Stated problem –
Lines containing the string "this" are to be counted. Write only how many there are.

###

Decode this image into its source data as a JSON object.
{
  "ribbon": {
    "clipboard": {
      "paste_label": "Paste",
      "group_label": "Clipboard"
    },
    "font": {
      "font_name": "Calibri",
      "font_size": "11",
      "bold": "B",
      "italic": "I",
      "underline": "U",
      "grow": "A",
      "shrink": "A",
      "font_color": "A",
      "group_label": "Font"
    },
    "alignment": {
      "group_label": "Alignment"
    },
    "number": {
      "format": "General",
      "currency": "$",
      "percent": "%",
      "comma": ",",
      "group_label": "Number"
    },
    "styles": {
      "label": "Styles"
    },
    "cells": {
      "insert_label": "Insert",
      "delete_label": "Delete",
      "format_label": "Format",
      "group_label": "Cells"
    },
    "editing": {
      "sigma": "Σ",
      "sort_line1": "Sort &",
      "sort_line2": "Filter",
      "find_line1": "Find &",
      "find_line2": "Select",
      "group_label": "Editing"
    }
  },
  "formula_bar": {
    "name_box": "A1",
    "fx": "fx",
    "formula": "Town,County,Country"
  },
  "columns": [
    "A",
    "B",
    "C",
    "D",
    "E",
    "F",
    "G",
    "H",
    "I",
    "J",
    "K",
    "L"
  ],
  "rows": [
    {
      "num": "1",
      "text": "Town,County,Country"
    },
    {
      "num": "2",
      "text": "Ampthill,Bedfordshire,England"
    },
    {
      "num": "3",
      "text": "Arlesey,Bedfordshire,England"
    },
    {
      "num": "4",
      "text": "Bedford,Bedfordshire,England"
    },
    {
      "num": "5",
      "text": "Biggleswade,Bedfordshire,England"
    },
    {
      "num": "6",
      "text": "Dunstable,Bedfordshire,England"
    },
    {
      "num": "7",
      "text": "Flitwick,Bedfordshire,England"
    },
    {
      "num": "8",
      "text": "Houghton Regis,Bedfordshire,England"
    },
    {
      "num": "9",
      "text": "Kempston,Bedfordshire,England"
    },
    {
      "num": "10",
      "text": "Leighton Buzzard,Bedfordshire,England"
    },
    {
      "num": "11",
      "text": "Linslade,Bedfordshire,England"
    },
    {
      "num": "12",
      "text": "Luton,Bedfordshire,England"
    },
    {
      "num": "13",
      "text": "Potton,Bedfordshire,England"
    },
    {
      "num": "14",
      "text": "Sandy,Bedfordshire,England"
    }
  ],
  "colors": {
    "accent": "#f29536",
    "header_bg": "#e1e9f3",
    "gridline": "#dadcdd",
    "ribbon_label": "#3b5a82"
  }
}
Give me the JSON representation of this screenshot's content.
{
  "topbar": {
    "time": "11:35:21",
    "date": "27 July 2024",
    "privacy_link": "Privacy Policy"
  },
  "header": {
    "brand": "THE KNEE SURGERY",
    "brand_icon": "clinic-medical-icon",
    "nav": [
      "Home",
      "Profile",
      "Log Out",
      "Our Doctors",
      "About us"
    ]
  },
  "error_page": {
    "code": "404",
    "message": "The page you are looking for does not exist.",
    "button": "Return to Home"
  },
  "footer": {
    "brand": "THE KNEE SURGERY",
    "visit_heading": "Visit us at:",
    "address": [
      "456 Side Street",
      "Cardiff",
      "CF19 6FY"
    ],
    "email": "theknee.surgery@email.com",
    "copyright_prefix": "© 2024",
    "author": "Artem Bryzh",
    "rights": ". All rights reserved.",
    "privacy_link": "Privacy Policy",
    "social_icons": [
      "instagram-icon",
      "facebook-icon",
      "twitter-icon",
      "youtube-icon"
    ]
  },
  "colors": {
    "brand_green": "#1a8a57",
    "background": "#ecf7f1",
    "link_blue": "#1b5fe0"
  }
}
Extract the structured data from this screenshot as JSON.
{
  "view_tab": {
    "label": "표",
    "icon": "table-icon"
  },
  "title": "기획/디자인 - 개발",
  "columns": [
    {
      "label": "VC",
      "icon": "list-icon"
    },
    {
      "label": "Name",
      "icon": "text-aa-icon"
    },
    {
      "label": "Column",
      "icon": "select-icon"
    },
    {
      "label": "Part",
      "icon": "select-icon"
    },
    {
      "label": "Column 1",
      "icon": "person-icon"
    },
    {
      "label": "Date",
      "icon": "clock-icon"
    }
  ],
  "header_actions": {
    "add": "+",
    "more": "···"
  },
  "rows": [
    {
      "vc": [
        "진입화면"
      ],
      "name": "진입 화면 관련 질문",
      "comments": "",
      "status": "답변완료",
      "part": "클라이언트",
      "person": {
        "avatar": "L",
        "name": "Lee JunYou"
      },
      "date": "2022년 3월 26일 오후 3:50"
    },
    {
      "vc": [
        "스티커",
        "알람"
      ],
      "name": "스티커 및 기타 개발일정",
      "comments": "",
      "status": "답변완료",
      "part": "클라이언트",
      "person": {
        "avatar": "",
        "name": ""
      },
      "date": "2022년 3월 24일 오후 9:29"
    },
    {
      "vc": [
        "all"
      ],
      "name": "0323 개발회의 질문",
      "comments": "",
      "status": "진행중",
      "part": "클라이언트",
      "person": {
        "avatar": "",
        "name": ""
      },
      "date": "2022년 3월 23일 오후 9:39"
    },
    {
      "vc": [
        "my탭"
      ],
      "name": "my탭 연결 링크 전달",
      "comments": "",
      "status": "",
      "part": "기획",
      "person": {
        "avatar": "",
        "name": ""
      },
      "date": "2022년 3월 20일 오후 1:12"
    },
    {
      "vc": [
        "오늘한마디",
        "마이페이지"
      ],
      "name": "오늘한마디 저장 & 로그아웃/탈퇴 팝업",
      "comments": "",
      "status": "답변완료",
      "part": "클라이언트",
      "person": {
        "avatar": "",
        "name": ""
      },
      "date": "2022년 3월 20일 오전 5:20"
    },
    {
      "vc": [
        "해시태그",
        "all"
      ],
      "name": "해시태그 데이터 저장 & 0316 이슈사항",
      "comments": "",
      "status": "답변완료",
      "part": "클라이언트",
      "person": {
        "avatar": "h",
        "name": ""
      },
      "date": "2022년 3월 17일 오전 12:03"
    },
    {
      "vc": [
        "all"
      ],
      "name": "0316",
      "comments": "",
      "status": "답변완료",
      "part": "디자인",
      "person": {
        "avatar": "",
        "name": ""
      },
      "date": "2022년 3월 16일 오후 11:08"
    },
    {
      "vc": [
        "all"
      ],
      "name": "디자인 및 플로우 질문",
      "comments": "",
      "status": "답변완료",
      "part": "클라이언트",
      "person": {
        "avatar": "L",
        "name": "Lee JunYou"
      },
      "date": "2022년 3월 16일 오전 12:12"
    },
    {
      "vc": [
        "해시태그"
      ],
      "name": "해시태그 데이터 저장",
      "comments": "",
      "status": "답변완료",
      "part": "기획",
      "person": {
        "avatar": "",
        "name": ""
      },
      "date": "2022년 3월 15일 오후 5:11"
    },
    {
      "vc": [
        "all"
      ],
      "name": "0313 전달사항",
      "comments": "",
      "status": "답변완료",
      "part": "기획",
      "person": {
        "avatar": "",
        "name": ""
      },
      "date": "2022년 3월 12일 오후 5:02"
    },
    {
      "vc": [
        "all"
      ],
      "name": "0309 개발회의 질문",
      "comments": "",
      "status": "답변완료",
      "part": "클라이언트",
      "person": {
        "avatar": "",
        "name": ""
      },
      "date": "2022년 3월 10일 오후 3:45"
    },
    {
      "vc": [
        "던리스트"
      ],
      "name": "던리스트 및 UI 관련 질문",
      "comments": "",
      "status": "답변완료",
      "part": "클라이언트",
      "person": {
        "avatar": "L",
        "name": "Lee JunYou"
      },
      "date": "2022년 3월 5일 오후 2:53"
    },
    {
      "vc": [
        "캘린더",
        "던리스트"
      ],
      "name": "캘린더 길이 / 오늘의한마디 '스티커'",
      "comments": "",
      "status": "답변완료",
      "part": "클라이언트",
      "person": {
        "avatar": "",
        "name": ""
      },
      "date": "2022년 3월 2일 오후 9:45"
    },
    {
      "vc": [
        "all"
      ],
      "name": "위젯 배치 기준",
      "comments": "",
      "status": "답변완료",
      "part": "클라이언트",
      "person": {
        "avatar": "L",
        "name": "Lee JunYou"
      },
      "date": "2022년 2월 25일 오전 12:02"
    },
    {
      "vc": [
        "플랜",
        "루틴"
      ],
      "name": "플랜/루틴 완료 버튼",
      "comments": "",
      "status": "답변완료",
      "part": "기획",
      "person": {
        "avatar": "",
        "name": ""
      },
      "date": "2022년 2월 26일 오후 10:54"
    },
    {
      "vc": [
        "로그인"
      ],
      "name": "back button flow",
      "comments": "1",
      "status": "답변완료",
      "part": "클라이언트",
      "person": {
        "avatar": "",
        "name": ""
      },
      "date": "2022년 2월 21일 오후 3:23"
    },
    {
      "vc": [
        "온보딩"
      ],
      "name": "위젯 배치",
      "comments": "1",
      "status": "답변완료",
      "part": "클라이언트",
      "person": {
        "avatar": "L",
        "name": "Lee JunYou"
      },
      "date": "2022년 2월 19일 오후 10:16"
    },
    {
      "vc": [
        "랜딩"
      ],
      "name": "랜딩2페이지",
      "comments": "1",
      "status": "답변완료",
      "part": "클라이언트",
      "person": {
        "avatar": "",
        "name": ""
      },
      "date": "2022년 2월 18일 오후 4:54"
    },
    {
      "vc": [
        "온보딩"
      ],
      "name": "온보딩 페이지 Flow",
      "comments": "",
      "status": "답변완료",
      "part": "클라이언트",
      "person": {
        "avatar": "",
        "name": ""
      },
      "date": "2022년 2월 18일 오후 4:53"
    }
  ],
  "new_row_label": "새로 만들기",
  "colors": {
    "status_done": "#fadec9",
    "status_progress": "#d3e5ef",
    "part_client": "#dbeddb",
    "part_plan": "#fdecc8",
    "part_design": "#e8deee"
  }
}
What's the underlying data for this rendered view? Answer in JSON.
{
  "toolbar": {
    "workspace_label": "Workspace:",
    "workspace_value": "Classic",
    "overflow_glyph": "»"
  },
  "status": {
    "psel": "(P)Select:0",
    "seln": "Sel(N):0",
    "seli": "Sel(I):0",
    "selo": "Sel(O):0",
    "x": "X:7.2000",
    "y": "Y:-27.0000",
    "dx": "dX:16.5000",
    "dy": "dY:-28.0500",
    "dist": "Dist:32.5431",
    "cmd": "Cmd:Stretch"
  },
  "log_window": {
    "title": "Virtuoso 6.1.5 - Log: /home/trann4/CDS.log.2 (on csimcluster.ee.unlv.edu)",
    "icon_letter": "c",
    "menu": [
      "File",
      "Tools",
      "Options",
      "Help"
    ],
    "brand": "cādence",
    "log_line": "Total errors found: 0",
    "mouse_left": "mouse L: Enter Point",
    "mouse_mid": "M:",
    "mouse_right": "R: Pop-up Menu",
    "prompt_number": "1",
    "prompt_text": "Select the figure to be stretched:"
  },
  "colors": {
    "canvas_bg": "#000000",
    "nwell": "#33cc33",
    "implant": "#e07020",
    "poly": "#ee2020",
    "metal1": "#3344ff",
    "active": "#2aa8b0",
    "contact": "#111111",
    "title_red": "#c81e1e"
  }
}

###

The solution –
4